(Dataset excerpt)
%%
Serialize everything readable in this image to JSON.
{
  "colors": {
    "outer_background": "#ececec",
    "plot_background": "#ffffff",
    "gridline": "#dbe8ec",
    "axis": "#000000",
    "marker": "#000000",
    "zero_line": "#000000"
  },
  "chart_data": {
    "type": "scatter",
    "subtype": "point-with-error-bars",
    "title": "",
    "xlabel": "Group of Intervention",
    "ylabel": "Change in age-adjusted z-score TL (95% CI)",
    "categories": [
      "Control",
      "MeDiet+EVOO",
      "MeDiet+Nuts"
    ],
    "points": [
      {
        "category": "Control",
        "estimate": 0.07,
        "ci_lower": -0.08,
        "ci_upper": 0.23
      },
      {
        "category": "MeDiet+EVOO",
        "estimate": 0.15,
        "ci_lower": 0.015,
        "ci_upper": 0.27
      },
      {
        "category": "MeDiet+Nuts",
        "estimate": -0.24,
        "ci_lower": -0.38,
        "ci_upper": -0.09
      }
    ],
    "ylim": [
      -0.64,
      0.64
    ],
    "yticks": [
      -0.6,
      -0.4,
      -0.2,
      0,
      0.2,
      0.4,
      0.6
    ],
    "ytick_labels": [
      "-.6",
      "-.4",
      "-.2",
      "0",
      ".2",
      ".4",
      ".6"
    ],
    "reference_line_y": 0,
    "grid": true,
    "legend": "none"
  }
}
%%
◆ Given task ◆
Set all of the records down again, exactly as they stand.

◆ Reply ◆
Serialize everything readable in this image to JSON.
{
  "colors": {
    "outer_background": "#ececec",
    "plot_background": "#ffffff",
    "gridline": "#dbe8ec",
    "axis": "#000000",
    "marker": "#000000",
    "zero_line": "#000000"
  },
  "chart_data": {
    "type": "scatter",
    "subtype": "point-with-error-bars",
    "title": "",
    "xlabel": "Group of Intervention",
    "ylabel": "Change in age-adjusted z-score TL (95% CI)",
    "categories": [
      "Control",
      "MeDiet+EVOO",
      "MeDiet+Nuts"
    ],
    "points": [
      {
        "category": "Control",
        "estimate": 0.07,
        "ci_lower": -0.08,
        "ci_upper": 0.23
      },
      {
        "category": "MeDiet+EVOO",
        "estimate": 0.15,
        "ci_lower": 0.015,
        "ci_upper": 0.27
      },
      {
        "category": "MeDiet+Nuts",
        "estimate": -0.24,
        "ci_lower": -0.38,
        "ci_upper": -0.09
      }
    ],
    "ylim": [
      -0.64,
      0.64
    ],
    "yticks": [
      -0.6,
      -0.4,
      -0.2,
      0,
      0.2,
      0.4,
      0.6
    ],
    "ytick_labels": [
      "-.6",
      "-.4",
      "-.2",
      "0",
      ".2",
      ".4",
      ".6"
    ],
    "reference_line_y": 0,
    "grid": true,
    "legend": "none"
  }
}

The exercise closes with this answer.